Extract every line that contains the string "DEVELOPMENT".

Data records:
--- Begin ---

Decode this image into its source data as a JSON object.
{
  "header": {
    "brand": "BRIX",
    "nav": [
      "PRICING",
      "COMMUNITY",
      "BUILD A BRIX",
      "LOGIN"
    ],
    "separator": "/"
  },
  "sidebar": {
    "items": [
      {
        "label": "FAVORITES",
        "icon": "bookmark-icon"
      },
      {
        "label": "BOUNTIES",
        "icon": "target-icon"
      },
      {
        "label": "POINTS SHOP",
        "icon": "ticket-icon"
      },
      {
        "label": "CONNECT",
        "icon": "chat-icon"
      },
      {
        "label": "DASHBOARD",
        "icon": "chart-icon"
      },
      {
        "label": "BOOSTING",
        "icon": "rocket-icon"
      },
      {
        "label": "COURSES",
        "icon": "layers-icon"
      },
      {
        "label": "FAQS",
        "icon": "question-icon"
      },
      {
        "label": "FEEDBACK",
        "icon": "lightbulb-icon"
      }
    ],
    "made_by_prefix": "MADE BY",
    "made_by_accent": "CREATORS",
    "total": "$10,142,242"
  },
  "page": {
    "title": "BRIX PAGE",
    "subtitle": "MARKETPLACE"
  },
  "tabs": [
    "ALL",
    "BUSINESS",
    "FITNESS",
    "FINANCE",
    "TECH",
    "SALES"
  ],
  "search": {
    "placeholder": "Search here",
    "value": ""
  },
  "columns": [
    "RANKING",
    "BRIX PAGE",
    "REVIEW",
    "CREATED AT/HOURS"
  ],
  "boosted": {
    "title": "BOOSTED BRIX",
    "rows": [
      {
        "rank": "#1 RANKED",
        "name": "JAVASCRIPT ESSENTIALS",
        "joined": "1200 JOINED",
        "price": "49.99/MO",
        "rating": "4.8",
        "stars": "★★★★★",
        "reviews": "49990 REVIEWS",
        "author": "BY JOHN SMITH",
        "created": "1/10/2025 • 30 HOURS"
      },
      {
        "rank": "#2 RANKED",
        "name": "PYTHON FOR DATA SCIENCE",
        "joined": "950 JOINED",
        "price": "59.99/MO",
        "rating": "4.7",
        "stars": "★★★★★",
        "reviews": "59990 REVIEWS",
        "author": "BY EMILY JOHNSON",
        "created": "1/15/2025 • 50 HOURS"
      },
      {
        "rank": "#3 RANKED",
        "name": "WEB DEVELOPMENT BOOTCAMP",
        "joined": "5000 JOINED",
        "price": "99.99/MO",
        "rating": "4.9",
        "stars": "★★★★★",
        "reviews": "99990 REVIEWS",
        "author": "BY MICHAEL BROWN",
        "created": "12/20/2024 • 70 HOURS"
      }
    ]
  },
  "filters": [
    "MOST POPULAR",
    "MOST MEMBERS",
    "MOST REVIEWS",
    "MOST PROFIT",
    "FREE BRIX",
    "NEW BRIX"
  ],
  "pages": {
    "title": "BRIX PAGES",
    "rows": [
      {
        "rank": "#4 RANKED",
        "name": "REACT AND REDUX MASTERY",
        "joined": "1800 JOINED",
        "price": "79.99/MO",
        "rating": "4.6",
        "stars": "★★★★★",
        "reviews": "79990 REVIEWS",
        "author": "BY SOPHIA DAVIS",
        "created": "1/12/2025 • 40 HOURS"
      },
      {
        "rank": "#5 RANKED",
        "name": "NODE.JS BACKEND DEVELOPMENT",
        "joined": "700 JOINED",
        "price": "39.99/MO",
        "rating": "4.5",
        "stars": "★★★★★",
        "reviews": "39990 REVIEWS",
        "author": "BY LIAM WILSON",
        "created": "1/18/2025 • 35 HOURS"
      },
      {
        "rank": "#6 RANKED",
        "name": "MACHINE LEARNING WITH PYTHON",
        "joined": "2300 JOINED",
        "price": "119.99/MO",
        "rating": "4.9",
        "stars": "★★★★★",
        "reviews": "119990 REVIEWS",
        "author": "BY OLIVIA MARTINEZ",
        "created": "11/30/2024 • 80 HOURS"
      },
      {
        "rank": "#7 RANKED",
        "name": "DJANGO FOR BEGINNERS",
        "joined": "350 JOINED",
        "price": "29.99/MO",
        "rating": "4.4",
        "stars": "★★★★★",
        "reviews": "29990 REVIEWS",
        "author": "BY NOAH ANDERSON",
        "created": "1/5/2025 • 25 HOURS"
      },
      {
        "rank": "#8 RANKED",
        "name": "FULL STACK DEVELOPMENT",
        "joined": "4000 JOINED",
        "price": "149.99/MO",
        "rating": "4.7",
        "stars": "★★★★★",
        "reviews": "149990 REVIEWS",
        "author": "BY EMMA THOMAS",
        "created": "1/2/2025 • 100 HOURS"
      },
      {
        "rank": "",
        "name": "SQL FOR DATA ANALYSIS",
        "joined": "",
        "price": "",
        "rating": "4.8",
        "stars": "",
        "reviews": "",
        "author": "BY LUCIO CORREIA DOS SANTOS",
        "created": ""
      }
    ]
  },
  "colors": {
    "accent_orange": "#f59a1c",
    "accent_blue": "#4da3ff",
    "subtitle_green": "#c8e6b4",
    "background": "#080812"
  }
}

--- End ---

**Solution to this problem**.
        "name": "WEB DEVELOPMENT BOOTCAMP",
        "name": "NODE.JS BACKEND DEVELOPMENT",
        "name": "FULL STACK DEVELOPMENT",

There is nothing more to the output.